DATA FOR THE TASK:
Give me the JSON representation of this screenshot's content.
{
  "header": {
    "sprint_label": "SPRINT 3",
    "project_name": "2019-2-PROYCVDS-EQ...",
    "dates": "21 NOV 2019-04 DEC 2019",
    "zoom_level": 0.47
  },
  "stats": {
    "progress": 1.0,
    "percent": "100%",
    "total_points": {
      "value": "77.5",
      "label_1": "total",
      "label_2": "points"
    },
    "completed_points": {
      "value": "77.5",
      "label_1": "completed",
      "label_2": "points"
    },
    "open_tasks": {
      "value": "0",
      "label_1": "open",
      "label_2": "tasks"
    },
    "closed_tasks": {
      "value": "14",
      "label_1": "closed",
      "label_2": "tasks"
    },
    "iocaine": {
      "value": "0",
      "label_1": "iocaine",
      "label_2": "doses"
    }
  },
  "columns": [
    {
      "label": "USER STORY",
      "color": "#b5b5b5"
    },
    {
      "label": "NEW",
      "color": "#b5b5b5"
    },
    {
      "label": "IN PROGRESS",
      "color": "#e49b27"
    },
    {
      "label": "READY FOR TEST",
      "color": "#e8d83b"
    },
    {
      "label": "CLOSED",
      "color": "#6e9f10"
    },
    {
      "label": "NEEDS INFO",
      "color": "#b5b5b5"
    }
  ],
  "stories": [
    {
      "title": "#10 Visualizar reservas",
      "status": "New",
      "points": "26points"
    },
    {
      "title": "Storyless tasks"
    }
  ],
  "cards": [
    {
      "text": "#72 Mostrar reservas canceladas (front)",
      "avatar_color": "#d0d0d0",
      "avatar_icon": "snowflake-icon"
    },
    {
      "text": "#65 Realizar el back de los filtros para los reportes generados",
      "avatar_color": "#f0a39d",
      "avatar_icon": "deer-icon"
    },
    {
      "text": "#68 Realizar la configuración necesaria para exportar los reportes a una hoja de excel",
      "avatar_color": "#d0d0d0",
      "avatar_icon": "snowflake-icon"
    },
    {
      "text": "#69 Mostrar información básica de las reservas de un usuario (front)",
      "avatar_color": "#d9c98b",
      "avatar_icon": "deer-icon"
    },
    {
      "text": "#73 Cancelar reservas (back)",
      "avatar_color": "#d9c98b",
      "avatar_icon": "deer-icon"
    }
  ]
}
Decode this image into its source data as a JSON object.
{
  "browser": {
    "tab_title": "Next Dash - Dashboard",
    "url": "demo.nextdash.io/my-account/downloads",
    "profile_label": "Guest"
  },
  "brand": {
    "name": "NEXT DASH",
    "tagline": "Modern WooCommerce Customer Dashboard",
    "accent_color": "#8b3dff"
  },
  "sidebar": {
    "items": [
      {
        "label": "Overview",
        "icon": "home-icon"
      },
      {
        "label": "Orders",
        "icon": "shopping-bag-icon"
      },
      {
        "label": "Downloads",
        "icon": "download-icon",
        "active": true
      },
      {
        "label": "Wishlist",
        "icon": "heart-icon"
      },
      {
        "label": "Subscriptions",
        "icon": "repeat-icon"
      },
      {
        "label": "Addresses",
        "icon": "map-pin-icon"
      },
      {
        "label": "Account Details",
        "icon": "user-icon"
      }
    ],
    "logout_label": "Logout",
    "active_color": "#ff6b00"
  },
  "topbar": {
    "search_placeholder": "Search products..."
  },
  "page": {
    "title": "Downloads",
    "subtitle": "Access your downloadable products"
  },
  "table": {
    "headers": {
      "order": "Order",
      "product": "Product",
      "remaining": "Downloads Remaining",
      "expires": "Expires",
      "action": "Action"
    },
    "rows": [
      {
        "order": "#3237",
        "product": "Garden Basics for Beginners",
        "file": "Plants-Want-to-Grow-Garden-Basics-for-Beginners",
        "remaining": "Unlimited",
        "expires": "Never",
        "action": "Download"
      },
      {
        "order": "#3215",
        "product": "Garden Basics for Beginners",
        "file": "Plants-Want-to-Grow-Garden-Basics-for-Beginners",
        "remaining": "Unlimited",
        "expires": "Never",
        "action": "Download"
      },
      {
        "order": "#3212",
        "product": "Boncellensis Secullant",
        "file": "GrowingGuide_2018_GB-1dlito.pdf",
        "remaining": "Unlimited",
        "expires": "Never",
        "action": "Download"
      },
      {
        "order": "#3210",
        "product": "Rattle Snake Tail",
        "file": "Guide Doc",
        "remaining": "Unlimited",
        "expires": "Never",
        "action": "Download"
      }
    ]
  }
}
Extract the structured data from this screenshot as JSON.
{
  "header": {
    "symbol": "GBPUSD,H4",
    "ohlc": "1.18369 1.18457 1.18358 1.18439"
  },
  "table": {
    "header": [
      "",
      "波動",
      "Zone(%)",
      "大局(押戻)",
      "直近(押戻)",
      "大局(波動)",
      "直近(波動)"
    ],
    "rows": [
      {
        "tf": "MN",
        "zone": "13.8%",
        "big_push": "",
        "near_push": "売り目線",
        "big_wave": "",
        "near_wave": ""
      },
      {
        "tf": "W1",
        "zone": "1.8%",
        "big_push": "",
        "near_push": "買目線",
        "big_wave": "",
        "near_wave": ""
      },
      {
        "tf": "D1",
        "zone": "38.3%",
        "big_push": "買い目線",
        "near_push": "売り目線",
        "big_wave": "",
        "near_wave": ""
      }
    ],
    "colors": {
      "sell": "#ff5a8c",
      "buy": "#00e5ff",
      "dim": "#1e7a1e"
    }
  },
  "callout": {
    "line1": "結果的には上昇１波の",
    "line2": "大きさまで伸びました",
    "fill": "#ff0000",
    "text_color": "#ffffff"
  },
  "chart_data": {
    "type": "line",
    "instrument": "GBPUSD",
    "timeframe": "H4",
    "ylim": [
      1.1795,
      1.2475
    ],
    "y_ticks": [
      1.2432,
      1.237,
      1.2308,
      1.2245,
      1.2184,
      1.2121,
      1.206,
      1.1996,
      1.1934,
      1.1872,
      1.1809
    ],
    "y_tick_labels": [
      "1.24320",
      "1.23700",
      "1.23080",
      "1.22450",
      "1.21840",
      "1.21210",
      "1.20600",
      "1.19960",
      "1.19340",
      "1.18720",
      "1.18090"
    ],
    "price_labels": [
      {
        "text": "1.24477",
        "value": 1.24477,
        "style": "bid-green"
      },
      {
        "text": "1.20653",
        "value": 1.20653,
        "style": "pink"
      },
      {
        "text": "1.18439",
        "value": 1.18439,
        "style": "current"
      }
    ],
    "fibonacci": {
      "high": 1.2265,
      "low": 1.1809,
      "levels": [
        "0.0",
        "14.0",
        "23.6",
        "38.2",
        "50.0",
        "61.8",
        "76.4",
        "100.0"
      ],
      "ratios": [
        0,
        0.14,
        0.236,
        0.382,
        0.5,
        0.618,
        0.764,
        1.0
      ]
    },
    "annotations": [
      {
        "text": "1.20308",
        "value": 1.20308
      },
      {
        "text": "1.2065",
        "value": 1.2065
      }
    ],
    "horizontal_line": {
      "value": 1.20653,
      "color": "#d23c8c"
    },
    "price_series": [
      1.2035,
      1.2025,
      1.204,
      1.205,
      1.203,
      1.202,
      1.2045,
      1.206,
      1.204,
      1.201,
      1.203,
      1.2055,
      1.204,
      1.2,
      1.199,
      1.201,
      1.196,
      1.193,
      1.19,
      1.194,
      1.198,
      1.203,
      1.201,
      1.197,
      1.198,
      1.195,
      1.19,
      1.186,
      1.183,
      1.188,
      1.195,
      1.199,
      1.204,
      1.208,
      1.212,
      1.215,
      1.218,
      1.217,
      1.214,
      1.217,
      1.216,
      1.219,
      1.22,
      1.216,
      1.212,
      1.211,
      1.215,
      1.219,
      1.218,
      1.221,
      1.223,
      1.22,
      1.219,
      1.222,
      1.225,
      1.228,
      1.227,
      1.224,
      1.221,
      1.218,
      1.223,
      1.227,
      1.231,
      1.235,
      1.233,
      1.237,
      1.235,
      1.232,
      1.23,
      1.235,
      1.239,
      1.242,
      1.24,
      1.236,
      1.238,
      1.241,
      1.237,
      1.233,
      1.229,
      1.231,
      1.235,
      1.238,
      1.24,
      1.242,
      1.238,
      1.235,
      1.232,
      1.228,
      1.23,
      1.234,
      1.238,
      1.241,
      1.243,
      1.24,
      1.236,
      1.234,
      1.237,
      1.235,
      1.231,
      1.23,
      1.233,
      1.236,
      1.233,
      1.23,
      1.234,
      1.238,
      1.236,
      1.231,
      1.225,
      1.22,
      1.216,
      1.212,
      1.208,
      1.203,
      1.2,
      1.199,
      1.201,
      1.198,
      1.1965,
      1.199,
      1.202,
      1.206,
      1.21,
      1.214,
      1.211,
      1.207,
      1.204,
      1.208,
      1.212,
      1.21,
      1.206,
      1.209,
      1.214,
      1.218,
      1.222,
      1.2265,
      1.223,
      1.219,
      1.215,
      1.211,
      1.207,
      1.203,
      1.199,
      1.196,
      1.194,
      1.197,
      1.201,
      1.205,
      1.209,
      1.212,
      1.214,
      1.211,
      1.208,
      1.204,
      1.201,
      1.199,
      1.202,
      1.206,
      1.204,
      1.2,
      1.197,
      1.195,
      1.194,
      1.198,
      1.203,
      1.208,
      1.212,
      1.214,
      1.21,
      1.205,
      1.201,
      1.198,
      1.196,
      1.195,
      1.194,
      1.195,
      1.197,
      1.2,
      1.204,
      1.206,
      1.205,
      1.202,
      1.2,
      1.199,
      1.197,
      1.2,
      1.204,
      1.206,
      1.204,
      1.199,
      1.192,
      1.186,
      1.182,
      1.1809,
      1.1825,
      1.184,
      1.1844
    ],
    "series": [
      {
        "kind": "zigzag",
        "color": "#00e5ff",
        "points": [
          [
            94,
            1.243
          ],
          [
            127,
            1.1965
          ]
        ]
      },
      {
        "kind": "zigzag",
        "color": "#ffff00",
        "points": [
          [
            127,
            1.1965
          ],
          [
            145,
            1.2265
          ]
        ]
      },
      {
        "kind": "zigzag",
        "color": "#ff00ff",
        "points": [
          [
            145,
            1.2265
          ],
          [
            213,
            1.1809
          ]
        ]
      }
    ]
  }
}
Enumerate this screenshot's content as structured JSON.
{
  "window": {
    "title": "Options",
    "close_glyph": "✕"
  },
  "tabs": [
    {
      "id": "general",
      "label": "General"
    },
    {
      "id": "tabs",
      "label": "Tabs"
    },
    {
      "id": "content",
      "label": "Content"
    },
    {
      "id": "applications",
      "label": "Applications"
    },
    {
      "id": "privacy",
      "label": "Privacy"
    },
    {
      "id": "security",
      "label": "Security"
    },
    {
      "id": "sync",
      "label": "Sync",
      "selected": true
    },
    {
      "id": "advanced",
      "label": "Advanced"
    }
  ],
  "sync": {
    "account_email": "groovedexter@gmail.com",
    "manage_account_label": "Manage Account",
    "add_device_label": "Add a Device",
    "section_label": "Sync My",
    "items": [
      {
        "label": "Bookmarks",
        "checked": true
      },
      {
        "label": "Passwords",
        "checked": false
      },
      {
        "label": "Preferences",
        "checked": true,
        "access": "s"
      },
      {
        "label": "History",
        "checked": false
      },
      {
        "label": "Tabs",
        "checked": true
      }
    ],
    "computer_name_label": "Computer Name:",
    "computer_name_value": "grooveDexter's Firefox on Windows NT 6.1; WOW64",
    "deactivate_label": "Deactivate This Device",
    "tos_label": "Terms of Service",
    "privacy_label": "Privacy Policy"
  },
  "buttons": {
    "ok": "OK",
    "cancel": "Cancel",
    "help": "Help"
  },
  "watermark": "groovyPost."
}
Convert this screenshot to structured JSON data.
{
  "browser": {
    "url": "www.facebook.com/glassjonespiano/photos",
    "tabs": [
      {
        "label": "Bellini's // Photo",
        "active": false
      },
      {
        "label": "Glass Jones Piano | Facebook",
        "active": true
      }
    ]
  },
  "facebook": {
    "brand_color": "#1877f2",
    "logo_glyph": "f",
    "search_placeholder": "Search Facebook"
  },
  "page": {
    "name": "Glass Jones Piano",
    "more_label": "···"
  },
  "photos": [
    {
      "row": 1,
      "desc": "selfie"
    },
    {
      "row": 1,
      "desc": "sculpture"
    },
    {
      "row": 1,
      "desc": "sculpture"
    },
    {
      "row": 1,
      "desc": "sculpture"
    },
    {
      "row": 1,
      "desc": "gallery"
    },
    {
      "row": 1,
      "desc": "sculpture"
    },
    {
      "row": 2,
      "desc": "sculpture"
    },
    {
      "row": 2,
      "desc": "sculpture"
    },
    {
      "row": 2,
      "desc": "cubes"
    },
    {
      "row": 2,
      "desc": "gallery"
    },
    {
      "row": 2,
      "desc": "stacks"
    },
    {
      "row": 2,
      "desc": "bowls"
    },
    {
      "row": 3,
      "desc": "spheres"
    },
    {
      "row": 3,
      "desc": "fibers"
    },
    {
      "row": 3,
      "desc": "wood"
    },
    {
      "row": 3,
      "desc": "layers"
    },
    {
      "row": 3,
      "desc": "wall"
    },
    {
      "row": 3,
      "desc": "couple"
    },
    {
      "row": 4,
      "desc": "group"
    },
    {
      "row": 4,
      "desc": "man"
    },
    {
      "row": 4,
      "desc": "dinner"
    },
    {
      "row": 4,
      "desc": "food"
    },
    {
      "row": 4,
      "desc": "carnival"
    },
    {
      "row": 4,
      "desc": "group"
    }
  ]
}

WORK REQUIRED:
Beginning at the line where "Convert this screenshot" appears, extract each line through the end of the data above; keep them exact and include nothing else.

REPLY TO THE TASK:
Convert this screenshot to structured JSON data.
{
  "browser": {
    "url": "www.facebook.com/glassjonespiano/photos",
    "tabs": [
      {
        "label": "Bellini's // Photo",
        "active": false
      },
      {
        "label": "Glass Jones Piano | Facebook",
        "active": true
      }
    ]
  },
  "facebook": {
    "brand_color": "#1877f2",
    "logo_glyph": "f",
    "search_placeholder": "Search Facebook"
  },
  "page": {
    "name": "Glass Jones Piano",
    "more_label": "···"
  },
  "photos": [
    {
      "row": 1,
      "desc": "selfie"
    },
    {
      "row": 1,
      "desc": "sculpture"
    },
    {
      "row": 1,
      "desc": "sculpture"
    },
    {
      "row": 1,
      "desc": "sculpture"
    },
    {
      "row": 1,
      "desc": "gallery"
    },
    {
      "row": 1,
      "desc": "sculpture"
    },
    {
      "row": 2,
      "desc": "sculpture"
    },
    {
      "row": 2,
      "desc": "sculpture"
    },
    {
      "row": 2,
      "desc": "cubes"
    },
    {
      "row": 2,
      "desc": "gallery"
    },
    {
      "row": 2,
      "desc": "stacks"
    },
    {
      "row": 2,
      "desc": "bowls"
    },
    {
      "row": 3,
      "desc": "spheres"
    },
    {
      "row": 3,
      "desc": "fibers"
    },
    {
      "row": 3,
      "desc": "wood"
    },
    {
      "row": 3,
      "desc": "layers"
    },
    {
      "row": 3,
      "desc": "wall"
    },
    {
      "row": 3,
      "desc": "couple"
    },
    {
      "row": 4,
      "desc": "group"
    },
    {
      "row": 4,
      "desc": "man"
    },
    {
      "row": 4,
      "desc": "dinner"
    },
    {
      "row": 4,
      "desc": "food"
    },
    {
      "row": 4,
      "desc": "carnival"
    },
    {
      "row": 4,
      "desc": "group"
    }
  ]
}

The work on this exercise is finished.